# Work to do:
Search the material for the word "JSON" and report each line where it turns up.

^^^^

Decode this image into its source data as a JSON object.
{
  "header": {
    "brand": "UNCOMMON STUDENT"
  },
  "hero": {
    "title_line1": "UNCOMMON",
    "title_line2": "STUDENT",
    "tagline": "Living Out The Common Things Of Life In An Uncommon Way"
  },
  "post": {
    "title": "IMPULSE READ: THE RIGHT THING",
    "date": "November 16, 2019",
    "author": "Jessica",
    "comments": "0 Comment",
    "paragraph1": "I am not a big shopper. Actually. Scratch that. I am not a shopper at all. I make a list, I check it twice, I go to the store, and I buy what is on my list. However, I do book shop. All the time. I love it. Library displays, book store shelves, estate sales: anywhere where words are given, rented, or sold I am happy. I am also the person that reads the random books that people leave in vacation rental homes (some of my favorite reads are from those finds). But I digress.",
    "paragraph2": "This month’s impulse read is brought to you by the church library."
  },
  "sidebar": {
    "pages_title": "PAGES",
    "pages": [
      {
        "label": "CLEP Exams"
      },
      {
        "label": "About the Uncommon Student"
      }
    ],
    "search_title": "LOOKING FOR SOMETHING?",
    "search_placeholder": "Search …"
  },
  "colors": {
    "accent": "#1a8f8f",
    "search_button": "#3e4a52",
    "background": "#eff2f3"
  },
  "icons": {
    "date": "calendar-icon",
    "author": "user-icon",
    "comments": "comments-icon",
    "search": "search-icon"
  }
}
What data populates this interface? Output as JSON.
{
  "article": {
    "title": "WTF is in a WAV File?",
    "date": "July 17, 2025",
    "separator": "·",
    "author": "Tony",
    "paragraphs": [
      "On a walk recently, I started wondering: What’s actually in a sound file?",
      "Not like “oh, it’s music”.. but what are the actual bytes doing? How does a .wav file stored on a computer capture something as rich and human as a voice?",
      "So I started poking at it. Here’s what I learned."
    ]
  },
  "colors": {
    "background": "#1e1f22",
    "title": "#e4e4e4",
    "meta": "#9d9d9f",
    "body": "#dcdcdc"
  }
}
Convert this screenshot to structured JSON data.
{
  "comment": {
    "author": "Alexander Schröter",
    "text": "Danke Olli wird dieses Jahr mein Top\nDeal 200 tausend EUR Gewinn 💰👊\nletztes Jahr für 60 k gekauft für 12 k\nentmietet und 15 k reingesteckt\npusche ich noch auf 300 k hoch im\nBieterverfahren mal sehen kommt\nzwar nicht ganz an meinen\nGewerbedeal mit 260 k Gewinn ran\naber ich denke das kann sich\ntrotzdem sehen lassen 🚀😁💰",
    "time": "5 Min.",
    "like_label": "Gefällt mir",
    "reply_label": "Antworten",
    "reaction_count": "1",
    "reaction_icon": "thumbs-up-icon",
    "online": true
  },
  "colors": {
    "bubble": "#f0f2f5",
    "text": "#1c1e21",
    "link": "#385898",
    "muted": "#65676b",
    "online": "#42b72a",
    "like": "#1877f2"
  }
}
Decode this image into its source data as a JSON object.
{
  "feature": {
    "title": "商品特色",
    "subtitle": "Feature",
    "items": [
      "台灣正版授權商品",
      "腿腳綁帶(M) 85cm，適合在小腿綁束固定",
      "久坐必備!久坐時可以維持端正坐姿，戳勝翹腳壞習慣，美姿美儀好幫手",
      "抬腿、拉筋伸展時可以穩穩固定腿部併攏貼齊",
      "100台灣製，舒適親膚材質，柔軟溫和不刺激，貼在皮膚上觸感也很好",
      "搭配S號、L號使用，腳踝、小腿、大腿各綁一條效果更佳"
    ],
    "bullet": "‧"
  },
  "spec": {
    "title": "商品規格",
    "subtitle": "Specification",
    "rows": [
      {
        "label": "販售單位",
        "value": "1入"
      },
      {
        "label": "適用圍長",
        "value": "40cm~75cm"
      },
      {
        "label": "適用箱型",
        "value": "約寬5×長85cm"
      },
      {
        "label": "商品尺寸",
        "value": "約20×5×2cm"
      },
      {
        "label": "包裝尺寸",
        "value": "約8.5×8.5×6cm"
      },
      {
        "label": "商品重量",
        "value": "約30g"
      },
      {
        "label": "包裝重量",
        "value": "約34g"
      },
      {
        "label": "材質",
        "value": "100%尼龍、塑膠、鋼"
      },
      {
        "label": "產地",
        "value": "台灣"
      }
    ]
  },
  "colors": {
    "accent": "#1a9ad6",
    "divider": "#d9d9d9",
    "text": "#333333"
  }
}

^^^^

# Exercise solution:
Decode this image into its source data as a JSON object.
What data populates this interface? Output as JSON.
Convert this screenshot to structured JSON data.
Decode this image into its source data as a JSON object.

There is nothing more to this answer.